◆ WHAT IS REQUIRED ◆
Leave out the pictures, then reproduce the rest of the material exactly.

◆ INFORMATION PROVIDED ◆
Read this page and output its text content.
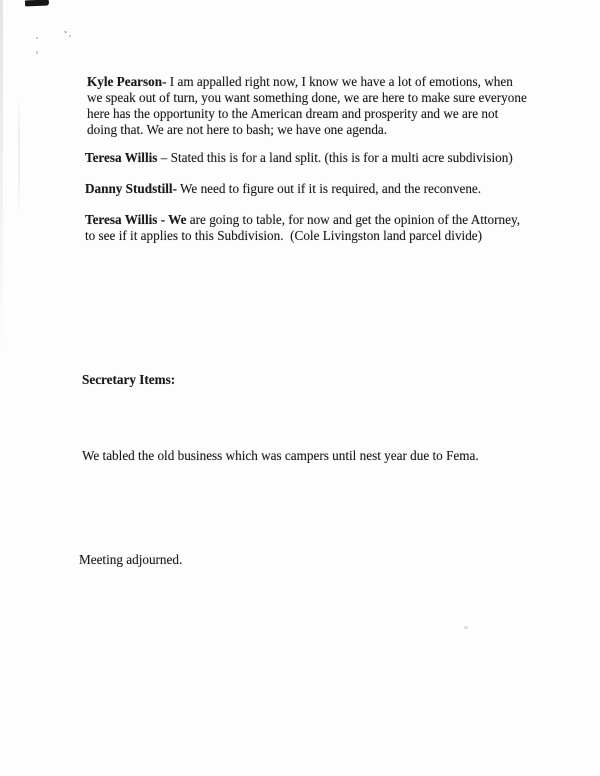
Kyle Pearson- I am appalled right now, I know we have a lot of emotions, when
we speak out of turn, you want something done, we are here to make sure everyone
here has the opportunity to the American dream and prosperity and we are not
doing that. We are not here to bash; we have one agenda.
Teresa Willis – Stated this is for a land split. (this is for a multi acre subdivision)
Danny Studstill- We need to figure out if it is required, and the reconvene.
Teresa Willis - We are going to table, for now and get the opinion of the Attorney,
to see if it applies to this Subdivision.  (Cole Livingston land parcel divide)
Secretary Items:
We tabled the old business which was campers until nest year due to Fema.
Meeting adjourned.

◆ COMPLETED TASK ◆
Read this page and output its text content.
Kyle Pearson- I am appalled right now, I know we have a lot of emotions, when
we speak out of turn, you want something done, we are here to make sure everyone
here has the opportunity to the American dream and prosperity and we are not
doing that. We are not here to bash; we have one agenda.
Teresa Willis – Stated this is for a land split. (this is for a multi acre subdivision)
Danny Studstill- We need to figure out if it is required, and the reconvene.
Teresa Willis - We are going to table, for now and get the opinion of the Attorney,
to see if it applies to this Subdivision.  (Cole Livingston land parcel divide)
Secretary Items:
We tabled the old business which was campers until nest year due to Fema.
Meeting adjourned.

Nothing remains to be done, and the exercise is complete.